Copy each line below that contains "JSON".
--- start ---
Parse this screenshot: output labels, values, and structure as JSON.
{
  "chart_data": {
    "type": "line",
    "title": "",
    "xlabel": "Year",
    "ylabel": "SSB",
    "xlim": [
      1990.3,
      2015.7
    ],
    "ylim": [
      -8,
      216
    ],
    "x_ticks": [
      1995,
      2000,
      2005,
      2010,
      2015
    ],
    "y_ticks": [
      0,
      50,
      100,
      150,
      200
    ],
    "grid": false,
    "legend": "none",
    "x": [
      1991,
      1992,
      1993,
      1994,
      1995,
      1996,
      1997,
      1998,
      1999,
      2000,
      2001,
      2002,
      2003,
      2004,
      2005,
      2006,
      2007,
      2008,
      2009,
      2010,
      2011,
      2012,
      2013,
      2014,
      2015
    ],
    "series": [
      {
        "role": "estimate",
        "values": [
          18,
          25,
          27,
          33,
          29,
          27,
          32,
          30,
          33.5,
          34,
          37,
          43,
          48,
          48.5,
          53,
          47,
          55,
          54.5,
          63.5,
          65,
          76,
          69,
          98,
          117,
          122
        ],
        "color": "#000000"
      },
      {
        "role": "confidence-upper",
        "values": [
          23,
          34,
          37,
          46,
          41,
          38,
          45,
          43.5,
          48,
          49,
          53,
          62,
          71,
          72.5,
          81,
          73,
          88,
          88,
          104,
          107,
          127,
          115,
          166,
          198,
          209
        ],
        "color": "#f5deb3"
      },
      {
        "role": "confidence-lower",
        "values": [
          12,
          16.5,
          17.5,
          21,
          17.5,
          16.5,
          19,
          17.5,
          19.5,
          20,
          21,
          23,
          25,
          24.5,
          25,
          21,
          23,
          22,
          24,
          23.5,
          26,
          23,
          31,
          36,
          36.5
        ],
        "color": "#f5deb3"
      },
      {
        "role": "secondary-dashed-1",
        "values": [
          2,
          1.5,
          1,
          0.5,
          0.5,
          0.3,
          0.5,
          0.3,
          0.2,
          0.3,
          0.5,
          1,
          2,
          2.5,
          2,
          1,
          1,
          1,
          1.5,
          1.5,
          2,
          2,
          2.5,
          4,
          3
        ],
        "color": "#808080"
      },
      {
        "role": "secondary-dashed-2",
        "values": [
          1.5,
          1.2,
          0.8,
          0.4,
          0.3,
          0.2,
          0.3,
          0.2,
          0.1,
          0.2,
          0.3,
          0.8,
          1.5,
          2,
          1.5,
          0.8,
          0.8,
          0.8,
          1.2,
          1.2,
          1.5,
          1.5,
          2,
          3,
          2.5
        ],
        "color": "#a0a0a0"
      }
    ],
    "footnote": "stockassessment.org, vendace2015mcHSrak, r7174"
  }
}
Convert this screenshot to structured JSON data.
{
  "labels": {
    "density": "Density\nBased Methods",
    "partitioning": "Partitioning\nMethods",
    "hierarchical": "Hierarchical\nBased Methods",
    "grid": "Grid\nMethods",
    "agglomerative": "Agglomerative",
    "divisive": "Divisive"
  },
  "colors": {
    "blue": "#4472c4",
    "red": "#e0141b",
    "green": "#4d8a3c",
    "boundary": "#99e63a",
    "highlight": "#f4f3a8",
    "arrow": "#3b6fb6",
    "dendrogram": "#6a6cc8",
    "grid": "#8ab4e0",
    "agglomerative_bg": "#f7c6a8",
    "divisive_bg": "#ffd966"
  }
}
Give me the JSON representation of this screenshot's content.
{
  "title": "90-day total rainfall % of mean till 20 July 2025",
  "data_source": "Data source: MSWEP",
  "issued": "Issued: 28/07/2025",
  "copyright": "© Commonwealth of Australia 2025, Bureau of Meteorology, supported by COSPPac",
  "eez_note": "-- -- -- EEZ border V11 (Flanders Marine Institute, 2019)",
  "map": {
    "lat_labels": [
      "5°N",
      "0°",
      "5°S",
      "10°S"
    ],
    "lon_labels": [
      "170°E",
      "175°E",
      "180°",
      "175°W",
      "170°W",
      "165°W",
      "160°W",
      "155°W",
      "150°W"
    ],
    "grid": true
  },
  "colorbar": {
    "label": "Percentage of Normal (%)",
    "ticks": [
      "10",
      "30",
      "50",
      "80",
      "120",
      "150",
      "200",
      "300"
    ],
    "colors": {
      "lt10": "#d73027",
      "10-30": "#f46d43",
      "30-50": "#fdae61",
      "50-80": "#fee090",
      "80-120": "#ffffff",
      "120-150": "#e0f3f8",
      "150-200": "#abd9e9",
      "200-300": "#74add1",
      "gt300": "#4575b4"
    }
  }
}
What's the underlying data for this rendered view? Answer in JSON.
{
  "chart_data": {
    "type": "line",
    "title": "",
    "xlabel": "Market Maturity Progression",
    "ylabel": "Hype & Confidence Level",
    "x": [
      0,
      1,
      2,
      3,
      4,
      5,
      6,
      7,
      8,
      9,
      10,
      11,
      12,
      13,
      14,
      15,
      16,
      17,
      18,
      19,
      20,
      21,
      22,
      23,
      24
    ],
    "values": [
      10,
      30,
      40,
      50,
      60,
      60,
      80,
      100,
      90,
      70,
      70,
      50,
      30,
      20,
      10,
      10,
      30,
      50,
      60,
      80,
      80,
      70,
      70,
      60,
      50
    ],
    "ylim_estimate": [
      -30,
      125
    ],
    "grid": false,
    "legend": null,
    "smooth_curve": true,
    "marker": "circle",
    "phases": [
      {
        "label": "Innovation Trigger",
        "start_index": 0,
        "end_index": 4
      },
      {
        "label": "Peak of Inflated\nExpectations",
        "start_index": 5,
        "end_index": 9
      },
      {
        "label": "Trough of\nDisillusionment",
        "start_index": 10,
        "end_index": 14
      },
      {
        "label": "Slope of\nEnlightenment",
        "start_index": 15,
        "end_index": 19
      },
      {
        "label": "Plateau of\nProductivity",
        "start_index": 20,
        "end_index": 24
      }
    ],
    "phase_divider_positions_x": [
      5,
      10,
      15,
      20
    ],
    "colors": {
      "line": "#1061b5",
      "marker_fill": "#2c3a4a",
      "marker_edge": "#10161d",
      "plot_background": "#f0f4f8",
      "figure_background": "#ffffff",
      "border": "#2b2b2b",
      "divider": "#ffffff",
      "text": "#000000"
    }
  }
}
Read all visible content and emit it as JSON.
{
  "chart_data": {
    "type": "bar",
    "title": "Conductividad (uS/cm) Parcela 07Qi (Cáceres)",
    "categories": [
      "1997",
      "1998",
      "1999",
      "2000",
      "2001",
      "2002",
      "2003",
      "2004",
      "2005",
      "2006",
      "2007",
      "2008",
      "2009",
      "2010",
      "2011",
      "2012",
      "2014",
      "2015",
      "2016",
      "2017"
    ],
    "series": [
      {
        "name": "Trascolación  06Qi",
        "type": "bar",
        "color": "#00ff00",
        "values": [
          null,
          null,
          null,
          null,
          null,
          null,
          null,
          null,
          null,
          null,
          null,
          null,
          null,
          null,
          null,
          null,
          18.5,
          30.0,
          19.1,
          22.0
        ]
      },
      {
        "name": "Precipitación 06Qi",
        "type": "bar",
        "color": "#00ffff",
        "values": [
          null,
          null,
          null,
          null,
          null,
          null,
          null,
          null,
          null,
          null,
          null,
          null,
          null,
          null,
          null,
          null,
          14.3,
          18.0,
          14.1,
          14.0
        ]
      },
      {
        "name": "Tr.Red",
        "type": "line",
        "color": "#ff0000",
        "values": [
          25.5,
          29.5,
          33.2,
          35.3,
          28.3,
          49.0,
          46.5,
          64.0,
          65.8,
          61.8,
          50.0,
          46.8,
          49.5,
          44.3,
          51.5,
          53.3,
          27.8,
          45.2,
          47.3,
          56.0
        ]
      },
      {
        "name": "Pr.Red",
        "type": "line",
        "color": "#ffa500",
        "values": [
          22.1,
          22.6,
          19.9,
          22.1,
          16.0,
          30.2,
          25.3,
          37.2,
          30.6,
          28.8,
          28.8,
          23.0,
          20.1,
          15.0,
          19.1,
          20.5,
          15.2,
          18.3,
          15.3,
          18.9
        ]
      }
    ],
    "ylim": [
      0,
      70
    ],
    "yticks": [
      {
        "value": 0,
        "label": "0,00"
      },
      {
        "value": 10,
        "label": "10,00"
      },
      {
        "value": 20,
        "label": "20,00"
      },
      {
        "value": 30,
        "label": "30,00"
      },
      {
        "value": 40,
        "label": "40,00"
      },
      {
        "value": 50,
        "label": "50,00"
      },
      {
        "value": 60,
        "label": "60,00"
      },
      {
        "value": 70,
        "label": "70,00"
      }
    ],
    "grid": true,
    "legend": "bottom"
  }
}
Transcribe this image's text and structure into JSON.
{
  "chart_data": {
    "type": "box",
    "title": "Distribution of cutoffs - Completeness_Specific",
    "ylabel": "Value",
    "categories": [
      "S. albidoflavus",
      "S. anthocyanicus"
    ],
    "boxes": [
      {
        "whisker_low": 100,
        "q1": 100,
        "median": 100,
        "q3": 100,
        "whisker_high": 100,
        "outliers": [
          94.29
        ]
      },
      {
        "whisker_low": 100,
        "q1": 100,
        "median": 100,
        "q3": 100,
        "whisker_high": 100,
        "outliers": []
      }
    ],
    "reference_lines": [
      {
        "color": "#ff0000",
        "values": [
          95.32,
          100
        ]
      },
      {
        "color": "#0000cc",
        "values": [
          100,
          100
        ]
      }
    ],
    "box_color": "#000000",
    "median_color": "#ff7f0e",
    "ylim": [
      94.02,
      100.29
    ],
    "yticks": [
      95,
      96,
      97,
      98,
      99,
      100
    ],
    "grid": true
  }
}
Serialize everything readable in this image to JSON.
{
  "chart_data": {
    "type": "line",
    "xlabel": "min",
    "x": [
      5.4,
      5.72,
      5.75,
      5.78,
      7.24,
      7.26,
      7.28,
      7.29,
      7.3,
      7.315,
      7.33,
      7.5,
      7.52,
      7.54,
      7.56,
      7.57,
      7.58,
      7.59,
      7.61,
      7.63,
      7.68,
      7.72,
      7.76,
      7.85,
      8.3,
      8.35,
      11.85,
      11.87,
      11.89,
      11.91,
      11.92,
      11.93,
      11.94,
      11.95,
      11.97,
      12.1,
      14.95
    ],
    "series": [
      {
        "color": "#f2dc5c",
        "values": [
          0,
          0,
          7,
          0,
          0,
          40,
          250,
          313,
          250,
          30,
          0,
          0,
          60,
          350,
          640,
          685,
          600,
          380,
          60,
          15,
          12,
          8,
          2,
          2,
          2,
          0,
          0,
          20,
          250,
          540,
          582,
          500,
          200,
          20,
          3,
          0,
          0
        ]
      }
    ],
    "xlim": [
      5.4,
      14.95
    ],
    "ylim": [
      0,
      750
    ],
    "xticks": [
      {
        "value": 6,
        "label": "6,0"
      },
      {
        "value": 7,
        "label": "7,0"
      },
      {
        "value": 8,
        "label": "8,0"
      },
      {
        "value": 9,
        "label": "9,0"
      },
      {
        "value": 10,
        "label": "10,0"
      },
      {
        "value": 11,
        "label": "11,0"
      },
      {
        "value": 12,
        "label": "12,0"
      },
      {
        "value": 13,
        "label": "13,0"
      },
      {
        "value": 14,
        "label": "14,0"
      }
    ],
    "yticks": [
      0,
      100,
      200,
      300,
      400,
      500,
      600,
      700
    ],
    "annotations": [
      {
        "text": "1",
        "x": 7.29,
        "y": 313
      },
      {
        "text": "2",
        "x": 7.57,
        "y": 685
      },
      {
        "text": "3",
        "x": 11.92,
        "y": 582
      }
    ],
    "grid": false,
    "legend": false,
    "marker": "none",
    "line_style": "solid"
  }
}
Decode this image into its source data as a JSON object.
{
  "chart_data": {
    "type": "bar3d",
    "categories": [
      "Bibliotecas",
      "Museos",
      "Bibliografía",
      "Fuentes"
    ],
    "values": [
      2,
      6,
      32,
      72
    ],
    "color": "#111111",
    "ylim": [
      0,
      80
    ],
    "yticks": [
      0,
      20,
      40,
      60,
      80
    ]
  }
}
--- end ---
(Result for this task):
Parse this screenshot: output labels, values, and structure as JSON.
Convert this screenshot to structured JSON data.
Give me the JSON representation of this screenshot's content.
What's the underlying data for this rendered view? Answer in JSON.
Read all visible content and emit it as JSON.
Transcribe this image's text and structure into JSON.
Serialize everything readable in this image to JSON.
Decode this image into its source data as a JSON object.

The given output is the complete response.